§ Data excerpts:
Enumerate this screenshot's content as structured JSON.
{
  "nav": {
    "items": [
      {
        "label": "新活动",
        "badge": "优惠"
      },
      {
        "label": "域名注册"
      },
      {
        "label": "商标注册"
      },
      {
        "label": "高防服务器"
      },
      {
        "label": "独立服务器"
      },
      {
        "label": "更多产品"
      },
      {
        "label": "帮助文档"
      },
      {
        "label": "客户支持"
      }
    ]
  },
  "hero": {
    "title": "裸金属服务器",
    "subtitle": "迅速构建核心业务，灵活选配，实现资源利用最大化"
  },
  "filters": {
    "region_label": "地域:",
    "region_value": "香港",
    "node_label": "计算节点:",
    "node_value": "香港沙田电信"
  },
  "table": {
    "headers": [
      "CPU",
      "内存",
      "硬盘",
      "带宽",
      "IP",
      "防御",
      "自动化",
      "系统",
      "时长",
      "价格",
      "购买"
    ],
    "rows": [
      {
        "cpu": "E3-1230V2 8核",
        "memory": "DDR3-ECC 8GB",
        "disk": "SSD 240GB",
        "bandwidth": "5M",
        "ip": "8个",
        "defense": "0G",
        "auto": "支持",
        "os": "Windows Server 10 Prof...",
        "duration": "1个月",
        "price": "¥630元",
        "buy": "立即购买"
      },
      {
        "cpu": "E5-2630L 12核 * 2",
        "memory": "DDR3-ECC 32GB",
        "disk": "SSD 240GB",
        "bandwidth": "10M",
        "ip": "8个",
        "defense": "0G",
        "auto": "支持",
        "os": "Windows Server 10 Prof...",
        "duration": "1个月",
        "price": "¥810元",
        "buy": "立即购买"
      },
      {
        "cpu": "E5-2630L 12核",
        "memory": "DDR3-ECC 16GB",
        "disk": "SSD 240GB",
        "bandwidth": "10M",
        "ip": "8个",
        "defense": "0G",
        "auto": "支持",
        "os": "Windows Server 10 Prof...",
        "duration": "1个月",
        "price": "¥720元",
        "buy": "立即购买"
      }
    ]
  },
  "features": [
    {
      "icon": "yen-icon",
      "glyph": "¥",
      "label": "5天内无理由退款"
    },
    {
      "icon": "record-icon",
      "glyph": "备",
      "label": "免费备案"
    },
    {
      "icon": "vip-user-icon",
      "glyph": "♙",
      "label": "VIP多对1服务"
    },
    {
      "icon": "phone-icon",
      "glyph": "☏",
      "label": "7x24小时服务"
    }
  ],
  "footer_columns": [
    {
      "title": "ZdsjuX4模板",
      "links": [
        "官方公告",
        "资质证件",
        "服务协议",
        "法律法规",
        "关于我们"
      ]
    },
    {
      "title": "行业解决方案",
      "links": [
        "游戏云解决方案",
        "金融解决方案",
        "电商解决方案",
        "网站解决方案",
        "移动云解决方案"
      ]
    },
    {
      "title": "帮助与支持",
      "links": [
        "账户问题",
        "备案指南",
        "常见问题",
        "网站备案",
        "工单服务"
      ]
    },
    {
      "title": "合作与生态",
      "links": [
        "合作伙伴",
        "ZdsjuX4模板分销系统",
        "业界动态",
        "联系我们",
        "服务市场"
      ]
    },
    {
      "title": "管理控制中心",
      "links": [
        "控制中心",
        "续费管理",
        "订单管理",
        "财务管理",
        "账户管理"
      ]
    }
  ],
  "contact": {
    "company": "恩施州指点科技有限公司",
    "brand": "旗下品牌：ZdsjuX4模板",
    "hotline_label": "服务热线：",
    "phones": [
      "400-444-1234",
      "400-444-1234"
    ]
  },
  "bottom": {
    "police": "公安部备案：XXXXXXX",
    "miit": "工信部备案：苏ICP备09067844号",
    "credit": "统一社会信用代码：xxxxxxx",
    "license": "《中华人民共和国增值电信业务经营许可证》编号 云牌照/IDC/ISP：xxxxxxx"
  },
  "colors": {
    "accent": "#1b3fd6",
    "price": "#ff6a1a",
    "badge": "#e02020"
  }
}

--

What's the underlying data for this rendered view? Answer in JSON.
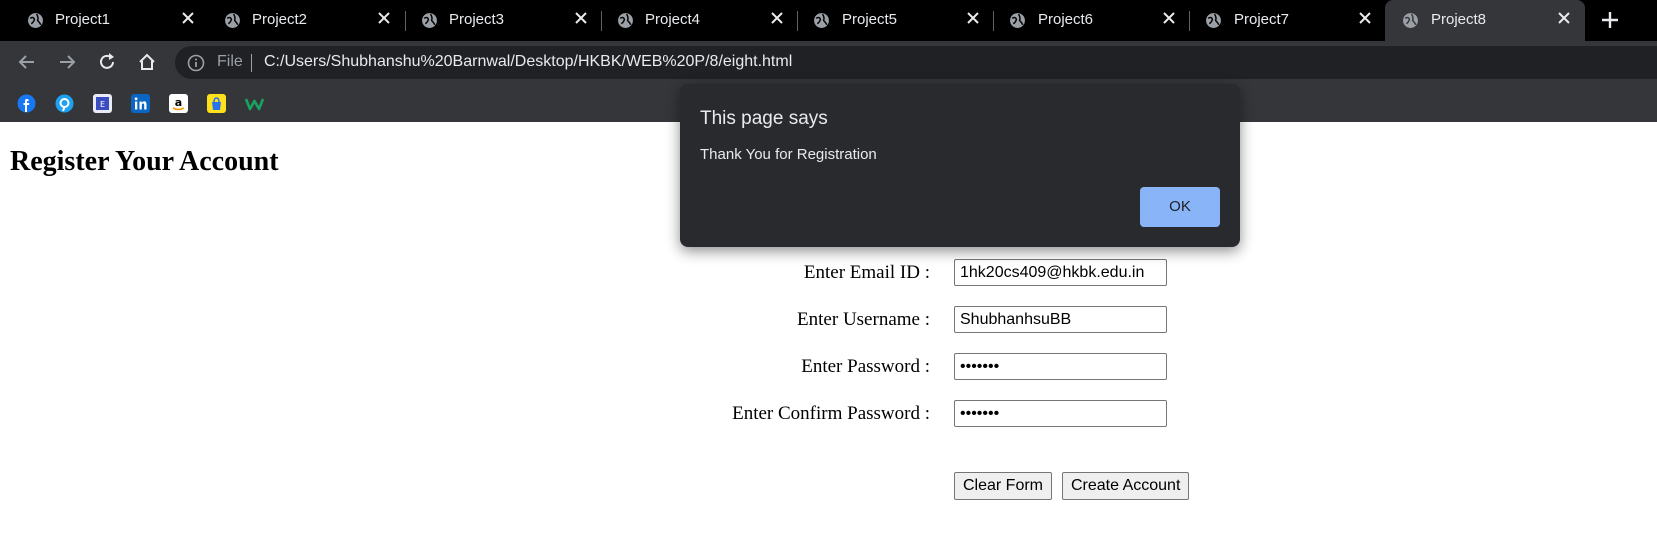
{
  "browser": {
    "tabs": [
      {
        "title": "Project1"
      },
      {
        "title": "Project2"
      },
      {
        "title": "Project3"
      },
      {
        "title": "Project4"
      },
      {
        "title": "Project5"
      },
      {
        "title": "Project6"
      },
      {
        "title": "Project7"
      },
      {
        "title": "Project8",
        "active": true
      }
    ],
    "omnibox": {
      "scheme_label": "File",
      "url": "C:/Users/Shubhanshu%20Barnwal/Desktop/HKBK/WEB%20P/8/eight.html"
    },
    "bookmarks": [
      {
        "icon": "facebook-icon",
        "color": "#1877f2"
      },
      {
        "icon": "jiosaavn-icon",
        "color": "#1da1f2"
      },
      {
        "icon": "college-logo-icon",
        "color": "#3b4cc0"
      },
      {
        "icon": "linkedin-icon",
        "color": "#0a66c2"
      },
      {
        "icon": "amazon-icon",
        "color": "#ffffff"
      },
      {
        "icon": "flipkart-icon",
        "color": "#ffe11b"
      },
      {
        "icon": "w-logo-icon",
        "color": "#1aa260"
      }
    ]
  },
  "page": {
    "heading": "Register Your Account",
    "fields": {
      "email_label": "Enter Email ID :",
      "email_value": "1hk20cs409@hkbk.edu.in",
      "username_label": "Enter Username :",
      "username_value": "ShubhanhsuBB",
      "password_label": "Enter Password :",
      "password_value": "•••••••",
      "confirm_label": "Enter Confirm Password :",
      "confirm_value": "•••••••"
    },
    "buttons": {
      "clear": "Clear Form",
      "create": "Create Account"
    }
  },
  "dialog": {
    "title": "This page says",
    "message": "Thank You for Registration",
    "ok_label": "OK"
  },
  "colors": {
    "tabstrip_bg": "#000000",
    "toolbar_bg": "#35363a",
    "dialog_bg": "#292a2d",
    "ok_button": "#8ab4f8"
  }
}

§ Task objective:
Report how many lines contain "Enter". Give nothing but the number.

§ Response below:
4